> _Given data_:
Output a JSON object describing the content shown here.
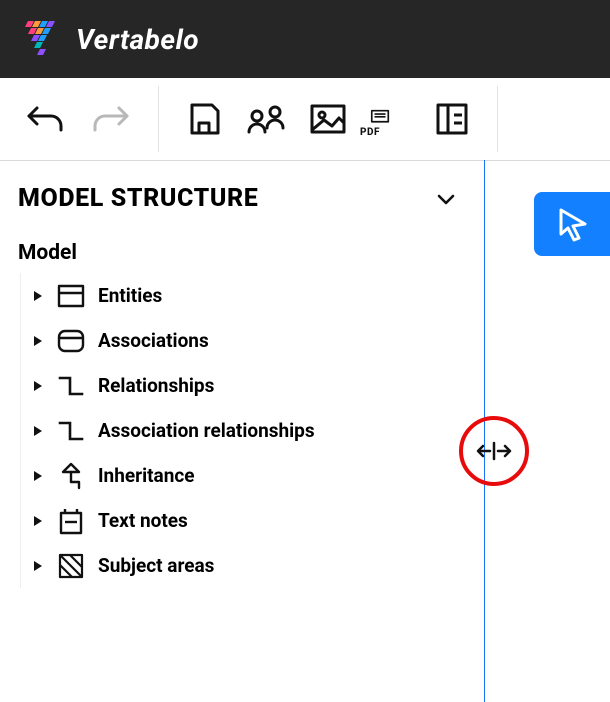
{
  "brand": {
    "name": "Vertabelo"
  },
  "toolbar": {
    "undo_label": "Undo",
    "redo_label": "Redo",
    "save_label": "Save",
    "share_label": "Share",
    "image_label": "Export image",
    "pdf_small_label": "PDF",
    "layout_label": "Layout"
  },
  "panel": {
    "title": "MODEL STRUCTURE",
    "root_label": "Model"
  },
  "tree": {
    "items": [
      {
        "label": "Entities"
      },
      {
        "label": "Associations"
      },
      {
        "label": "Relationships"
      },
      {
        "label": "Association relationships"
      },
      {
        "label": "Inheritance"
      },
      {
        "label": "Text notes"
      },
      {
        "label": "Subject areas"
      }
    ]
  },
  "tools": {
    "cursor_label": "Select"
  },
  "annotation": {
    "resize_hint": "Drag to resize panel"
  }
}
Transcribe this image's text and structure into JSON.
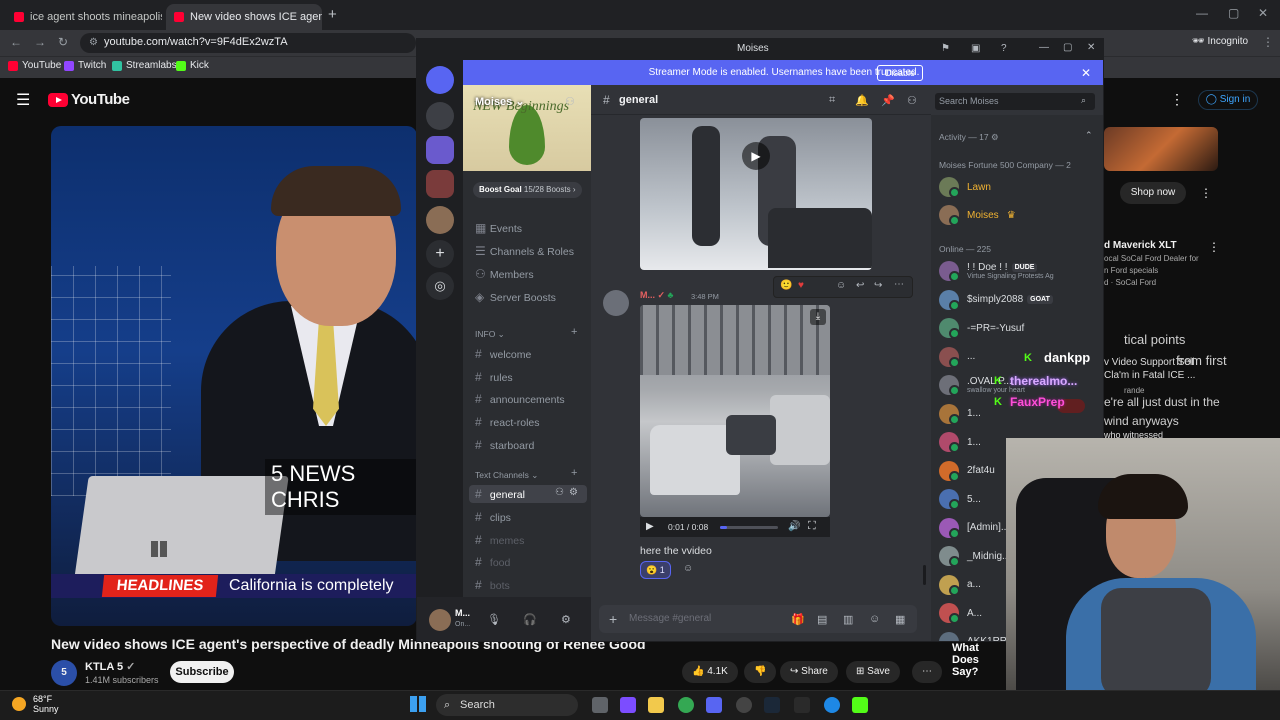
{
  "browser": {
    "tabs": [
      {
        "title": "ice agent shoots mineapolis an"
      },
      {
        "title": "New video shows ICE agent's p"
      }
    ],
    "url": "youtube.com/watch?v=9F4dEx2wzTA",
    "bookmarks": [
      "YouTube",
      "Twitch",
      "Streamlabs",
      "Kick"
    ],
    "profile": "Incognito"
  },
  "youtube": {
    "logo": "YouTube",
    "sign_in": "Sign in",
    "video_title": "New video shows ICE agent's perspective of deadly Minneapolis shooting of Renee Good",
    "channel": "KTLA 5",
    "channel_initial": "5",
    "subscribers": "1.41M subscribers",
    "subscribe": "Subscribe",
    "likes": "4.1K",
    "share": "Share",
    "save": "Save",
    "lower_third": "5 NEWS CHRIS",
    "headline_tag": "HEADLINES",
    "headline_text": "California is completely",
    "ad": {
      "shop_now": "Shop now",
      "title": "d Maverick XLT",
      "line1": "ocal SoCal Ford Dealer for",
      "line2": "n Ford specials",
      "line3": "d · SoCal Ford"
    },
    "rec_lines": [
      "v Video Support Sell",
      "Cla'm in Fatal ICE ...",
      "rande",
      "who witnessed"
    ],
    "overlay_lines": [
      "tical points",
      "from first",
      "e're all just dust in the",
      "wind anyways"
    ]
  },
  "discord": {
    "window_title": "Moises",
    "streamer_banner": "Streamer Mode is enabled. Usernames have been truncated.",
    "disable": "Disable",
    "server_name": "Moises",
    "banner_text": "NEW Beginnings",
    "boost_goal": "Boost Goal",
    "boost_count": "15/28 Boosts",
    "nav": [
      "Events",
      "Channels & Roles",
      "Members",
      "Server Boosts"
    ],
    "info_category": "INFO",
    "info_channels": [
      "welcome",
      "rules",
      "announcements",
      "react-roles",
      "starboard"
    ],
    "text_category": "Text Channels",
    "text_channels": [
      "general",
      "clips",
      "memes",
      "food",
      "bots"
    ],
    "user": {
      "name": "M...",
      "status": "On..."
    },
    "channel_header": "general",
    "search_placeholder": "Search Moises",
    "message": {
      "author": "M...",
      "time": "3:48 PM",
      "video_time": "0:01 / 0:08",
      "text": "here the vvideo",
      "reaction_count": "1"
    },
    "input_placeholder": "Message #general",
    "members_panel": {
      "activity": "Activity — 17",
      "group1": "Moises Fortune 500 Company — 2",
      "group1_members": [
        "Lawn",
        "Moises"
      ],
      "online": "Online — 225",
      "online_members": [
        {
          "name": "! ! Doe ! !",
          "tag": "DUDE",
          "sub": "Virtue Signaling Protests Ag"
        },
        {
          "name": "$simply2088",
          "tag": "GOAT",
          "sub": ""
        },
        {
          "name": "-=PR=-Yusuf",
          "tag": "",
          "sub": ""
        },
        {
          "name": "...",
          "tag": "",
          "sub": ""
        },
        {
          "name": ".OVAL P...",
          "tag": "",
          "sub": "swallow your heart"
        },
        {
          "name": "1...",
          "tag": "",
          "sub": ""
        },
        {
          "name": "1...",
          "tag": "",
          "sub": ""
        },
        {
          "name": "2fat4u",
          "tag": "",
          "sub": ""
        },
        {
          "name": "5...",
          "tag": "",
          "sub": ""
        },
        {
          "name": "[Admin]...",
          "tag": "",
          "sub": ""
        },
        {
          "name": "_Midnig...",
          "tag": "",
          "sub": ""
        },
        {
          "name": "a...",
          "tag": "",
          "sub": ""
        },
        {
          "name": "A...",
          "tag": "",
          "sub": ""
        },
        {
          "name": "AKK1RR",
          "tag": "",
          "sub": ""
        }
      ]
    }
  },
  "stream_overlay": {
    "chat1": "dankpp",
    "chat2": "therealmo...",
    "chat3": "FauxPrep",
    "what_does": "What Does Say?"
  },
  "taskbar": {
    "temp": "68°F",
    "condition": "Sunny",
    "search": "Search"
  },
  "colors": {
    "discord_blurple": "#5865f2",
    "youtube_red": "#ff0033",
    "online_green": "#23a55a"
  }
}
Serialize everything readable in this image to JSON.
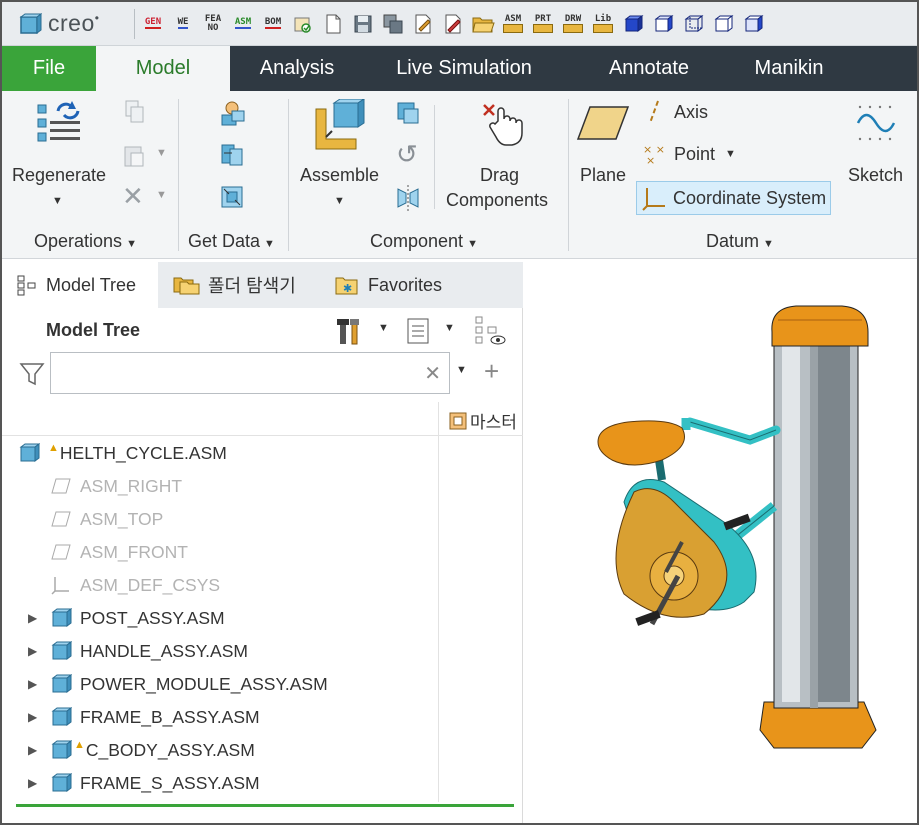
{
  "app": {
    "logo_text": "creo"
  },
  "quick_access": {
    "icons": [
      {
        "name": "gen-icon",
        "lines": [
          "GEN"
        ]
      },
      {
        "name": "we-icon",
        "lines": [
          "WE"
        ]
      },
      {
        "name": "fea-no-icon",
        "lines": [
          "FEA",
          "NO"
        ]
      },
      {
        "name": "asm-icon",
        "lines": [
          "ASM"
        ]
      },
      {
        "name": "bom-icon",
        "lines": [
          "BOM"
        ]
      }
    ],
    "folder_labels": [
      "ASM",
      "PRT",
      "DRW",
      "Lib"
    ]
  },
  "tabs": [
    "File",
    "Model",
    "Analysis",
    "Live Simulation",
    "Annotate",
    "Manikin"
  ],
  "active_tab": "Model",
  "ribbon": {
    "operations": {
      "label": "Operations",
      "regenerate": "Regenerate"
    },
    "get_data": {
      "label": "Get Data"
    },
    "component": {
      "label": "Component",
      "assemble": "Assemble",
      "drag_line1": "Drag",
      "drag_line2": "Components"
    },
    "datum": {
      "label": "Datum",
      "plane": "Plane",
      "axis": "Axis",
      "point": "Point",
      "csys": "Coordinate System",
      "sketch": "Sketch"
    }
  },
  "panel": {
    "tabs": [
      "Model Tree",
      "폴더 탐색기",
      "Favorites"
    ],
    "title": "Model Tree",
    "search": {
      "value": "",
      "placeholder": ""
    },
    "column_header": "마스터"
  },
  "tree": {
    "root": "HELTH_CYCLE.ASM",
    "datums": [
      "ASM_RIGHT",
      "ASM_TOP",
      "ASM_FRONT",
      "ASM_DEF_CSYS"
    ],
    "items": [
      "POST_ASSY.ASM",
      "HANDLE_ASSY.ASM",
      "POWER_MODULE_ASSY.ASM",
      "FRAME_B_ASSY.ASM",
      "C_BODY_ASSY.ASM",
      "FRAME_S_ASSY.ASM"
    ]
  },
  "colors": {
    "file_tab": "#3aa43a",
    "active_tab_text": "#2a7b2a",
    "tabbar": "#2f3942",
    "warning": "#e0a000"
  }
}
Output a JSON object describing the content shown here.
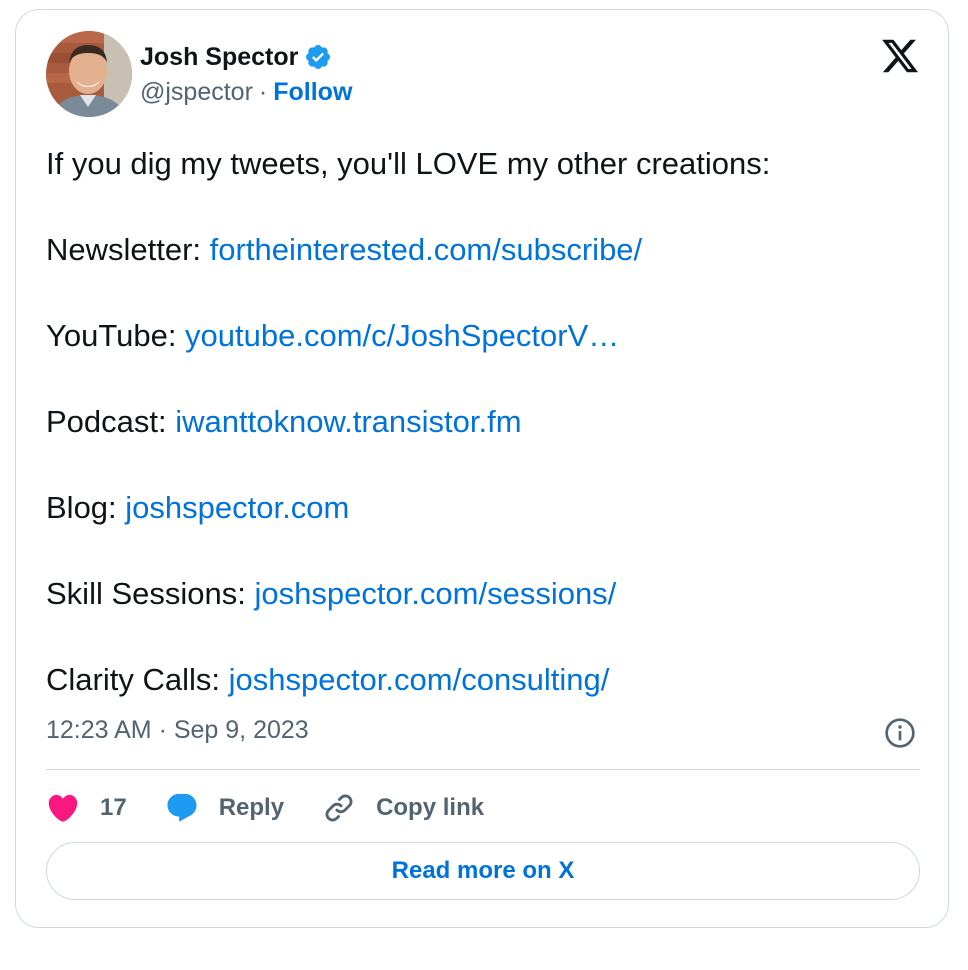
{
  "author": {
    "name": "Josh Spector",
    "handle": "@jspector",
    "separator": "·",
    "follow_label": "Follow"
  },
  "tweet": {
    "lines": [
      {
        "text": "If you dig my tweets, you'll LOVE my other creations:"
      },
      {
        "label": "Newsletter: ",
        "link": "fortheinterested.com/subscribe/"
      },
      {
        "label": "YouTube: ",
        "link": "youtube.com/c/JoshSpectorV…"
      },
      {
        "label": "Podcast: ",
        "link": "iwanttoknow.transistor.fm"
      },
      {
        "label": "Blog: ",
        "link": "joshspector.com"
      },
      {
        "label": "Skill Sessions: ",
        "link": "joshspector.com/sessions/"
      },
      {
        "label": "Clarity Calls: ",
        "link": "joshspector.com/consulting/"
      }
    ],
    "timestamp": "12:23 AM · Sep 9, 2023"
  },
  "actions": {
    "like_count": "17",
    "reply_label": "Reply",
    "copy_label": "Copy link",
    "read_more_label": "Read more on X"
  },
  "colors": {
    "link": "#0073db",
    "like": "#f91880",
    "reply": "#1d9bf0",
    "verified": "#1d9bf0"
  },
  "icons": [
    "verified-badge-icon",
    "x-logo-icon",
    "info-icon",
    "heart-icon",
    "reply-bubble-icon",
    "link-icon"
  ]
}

> _Problem requirements_:
Return each line in the records that holds the string "Ford".

> _Solution to the exercise_:
      "line1": "ocal SoCal Ford Dealer for",
      "line2": "n Ford specials",
      "line3": "d · SoCal Ford"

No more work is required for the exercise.